Recorded data
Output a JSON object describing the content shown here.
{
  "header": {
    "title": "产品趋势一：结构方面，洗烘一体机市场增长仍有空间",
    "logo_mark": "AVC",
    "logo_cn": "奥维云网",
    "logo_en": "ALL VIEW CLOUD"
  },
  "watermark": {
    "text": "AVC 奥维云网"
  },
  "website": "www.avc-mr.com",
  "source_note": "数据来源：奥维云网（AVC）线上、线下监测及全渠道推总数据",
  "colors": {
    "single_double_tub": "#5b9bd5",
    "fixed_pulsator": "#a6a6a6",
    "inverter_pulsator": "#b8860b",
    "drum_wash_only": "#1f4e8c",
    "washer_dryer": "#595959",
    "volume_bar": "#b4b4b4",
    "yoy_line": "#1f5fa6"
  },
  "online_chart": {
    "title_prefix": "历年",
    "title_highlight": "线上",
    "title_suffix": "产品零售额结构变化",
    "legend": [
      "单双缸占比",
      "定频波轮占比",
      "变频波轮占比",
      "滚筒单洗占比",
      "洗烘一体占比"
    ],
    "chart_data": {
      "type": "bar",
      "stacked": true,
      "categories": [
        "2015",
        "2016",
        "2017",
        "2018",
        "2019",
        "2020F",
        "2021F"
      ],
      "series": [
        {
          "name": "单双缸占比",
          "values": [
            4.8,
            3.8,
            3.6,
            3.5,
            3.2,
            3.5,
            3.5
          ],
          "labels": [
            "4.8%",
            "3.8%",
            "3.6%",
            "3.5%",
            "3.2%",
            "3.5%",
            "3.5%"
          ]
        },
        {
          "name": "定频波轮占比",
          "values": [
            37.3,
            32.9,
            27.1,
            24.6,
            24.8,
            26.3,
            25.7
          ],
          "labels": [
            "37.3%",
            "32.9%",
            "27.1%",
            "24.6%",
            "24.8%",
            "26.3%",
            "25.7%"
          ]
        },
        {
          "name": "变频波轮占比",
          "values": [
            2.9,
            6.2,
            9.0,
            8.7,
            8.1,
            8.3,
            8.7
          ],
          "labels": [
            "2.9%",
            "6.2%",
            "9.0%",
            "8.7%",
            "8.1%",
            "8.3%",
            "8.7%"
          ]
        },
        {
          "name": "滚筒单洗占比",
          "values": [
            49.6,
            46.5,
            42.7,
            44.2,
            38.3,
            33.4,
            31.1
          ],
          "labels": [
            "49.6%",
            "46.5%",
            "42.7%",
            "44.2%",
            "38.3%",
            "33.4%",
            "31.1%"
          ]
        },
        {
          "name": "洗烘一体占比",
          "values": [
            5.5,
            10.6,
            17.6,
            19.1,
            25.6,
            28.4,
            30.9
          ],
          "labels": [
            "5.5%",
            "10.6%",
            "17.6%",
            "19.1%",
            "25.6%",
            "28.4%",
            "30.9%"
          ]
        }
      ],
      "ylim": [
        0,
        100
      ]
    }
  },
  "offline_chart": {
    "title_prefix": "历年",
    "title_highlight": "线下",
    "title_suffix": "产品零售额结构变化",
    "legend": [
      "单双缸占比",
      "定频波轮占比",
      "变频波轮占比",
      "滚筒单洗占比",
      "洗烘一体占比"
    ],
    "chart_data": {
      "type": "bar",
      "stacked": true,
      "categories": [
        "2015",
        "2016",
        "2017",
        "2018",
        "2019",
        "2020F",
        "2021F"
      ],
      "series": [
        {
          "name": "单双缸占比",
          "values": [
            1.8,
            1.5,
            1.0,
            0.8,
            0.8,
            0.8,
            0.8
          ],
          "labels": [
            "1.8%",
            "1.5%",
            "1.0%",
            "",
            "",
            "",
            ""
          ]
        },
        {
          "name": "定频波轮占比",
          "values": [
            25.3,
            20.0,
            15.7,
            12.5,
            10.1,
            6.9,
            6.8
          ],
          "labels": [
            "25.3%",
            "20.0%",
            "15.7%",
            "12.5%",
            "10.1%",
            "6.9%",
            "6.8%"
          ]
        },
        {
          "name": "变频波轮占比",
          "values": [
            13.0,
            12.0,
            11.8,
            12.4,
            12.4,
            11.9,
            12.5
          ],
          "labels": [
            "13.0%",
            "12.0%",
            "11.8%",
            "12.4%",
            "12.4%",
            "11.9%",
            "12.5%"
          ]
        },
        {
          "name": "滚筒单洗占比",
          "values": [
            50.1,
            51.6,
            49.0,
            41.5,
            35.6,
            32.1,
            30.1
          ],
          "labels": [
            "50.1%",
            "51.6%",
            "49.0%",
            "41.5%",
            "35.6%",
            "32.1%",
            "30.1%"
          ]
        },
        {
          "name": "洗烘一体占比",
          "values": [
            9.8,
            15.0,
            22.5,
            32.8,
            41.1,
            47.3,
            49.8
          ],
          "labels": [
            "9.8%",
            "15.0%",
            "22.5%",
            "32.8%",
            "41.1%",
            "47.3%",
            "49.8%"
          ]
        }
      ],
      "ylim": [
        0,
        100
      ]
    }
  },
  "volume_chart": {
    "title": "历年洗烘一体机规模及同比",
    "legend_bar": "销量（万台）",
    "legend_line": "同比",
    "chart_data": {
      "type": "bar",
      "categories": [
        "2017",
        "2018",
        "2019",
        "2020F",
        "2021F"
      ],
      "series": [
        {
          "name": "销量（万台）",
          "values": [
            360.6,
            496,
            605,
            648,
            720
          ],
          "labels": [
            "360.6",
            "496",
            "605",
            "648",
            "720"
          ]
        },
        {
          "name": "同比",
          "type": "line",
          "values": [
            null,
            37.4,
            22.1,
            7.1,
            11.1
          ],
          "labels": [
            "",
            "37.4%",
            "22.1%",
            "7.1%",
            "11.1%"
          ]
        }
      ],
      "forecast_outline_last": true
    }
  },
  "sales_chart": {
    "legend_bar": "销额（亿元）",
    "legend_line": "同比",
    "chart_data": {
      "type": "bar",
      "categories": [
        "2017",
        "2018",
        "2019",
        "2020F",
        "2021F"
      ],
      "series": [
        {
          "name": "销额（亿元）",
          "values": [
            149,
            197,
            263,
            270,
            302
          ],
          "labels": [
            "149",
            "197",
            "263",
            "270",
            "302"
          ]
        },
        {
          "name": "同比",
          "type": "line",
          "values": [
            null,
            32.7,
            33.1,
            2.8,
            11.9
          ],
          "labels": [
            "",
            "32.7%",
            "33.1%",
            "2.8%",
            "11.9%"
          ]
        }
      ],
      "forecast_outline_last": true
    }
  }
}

What is being asked
Extract the complete set of records unchanged.

Response for this exercise
Output a JSON object describing the content shown here.
{
  "header": {
    "title": "产品趋势一：结构方面，洗烘一体机市场增长仍有空间",
    "logo_mark": "AVC",
    "logo_cn": "奥维云网",
    "logo_en": "ALL VIEW CLOUD"
  },
  "watermark": {
    "text": "AVC 奥维云网"
  },
  "website": "www.avc-mr.com",
  "source_note": "数据来源：奥维云网（AVC）线上、线下监测及全渠道推总数据",
  "colors": {
    "single_double_tub": "#5b9bd5",
    "fixed_pulsator": "#a6a6a6",
    "inverter_pulsator": "#b8860b",
    "drum_wash_only": "#1f4e8c",
    "washer_dryer": "#595959",
    "volume_bar": "#b4b4b4",
    "yoy_line": "#1f5fa6"
  },
  "online_chart": {
    "title_prefix": "历年",
    "title_highlight": "线上",
    "title_suffix": "产品零售额结构变化",
    "legend": [
      "单双缸占比",
      "定频波轮占比",
      "变频波轮占比",
      "滚筒单洗占比",
      "洗烘一体占比"
    ],
    "chart_data": {
      "type": "bar",
      "stacked": true,
      "categories": [
        "2015",
        "2016",
        "2017",
        "2018",
        "2019",
        "2020F",
        "2021F"
      ],
      "series": [
        {
          "name": "单双缸占比",
          "values": [
            4.8,
            3.8,
            3.6,
            3.5,
            3.2,
            3.5,
            3.5
          ],
          "labels": [
            "4.8%",
            "3.8%",
            "3.6%",
            "3.5%",
            "3.2%",
            "3.5%",
            "3.5%"
          ]
        },
        {
          "name": "定频波轮占比",
          "values": [
            37.3,
            32.9,
            27.1,
            24.6,
            24.8,
            26.3,
            25.7
          ],
          "labels": [
            "37.3%",
            "32.9%",
            "27.1%",
            "24.6%",
            "24.8%",
            "26.3%",
            "25.7%"
          ]
        },
        {
          "name": "变频波轮占比",
          "values": [
            2.9,
            6.2,
            9.0,
            8.7,
            8.1,
            8.3,
            8.7
          ],
          "labels": [
            "2.9%",
            "6.2%",
            "9.0%",
            "8.7%",
            "8.1%",
            "8.3%",
            "8.7%"
          ]
        },
        {
          "name": "滚筒单洗占比",
          "values": [
            49.6,
            46.5,
            42.7,
            44.2,
            38.3,
            33.4,
            31.1
          ],
          "labels": [
            "49.6%",
            "46.5%",
            "42.7%",
            "44.2%",
            "38.3%",
            "33.4%",
            "31.1%"
          ]
        },
        {
          "name": "洗烘一体占比",
          "values": [
            5.5,
            10.6,
            17.6,
            19.1,
            25.6,
            28.4,
            30.9
          ],
          "labels": [
            "5.5%",
            "10.6%",
            "17.6%",
            "19.1%",
            "25.6%",
            "28.4%",
            "30.9%"
          ]
        }
      ],
      "ylim": [
        0,
        100
      ]
    }
  },
  "offline_chart": {
    "title_prefix": "历年",
    "title_highlight": "线下",
    "title_suffix": "产品零售额结构变化",
    "legend": [
      "单双缸占比",
      "定频波轮占比",
      "变频波轮占比",
      "滚筒单洗占比",
      "洗烘一体占比"
    ],
    "chart_data": {
      "type": "bar",
      "stacked": true,
      "categories": [
        "2015",
        "2016",
        "2017",
        "2018",
        "2019",
        "2020F",
        "2021F"
      ],
      "series": [
        {
          "name": "单双缸占比",
          "values": [
            1.8,
            1.5,
            1.0,
            0.8,
            0.8,
            0.8,
            0.8
          ],
          "labels": [
            "1.8%",
            "1.5%",
            "1.0%",
            "",
            "",
            "",
            ""
          ]
        },
        {
          "name": "定频波轮占比",
          "values": [
            25.3,
            20.0,
            15.7,
            12.5,
            10.1,
            6.9,
            6.8
          ],
          "labels": [
            "25.3%",
            "20.0%",
            "15.7%",
            "12.5%",
            "10.1%",
            "6.9%",
            "6.8%"
          ]
        },
        {
          "name": "变频波轮占比",
          "values": [
            13.0,
            12.0,
            11.8,
            12.4,
            12.4,
            11.9,
            12.5
          ],
          "labels": [
            "13.0%",
            "12.0%",
            "11.8%",
            "12.4%",
            "12.4%",
            "11.9%",
            "12.5%"
          ]
        },
        {
          "name": "滚筒单洗占比",
          "values": [
            50.1,
            51.6,
            49.0,
            41.5,
            35.6,
            32.1,
            30.1
          ],
          "labels": [
            "50.1%",
            "51.6%",
            "49.0%",
            "41.5%",
            "35.6%",
            "32.1%",
            "30.1%"
          ]
        },
        {
          "name": "洗烘一体占比",
          "values": [
            9.8,
            15.0,
            22.5,
            32.8,
            41.1,
            47.3,
            49.8
          ],
          "labels": [
            "9.8%",
            "15.0%",
            "22.5%",
            "32.8%",
            "41.1%",
            "47.3%",
            "49.8%"
          ]
        }
      ],
      "ylim": [
        0,
        100
      ]
    }
  },
  "volume_chart": {
    "title": "历年洗烘一体机规模及同比",
    "legend_bar": "销量（万台）",
    "legend_line": "同比",
    "chart_data": {
      "type": "bar",
      "categories": [
        "2017",
        "2018",
        "2019",
        "2020F",
        "2021F"
      ],
      "series": [
        {
          "name": "销量（万台）",
          "values": [
            360.6,
            496,
            605,
            648,
            720
          ],
          "labels": [
            "360.6",
            "496",
            "605",
            "648",
            "720"
          ]
        },
        {
          "name": "同比",
          "type": "line",
          "values": [
            null,
            37.4,
            22.1,
            7.1,
            11.1
          ],
          "labels": [
            "",
            "37.4%",
            "22.1%",
            "7.1%",
            "11.1%"
          ]
        }
      ],
      "forecast_outline_last": true
    }
  },
  "sales_chart": {
    "legend_bar": "销额（亿元）",
    "legend_line": "同比",
    "chart_data": {
      "type": "bar",
      "categories": [
        "2017",
        "2018",
        "2019",
        "2020F",
        "2021F"
      ],
      "series": [
        {
          "name": "销额（亿元）",
          "values": [
            149,
            197,
            263,
            270,
            302
          ],
          "labels": [
            "149",
            "197",
            "263",
            "270",
            "302"
          ]
        },
        {
          "name": "同比",
          "type": "line",
          "values": [
            null,
            32.7,
            33.1,
            2.8,
            11.9
          ],
          "labels": [
            "",
            "32.7%",
            "33.1%",
            "2.8%",
            "11.9%"
          ]
        }
      ],
      "forecast_outline_last": true
    }
  }
}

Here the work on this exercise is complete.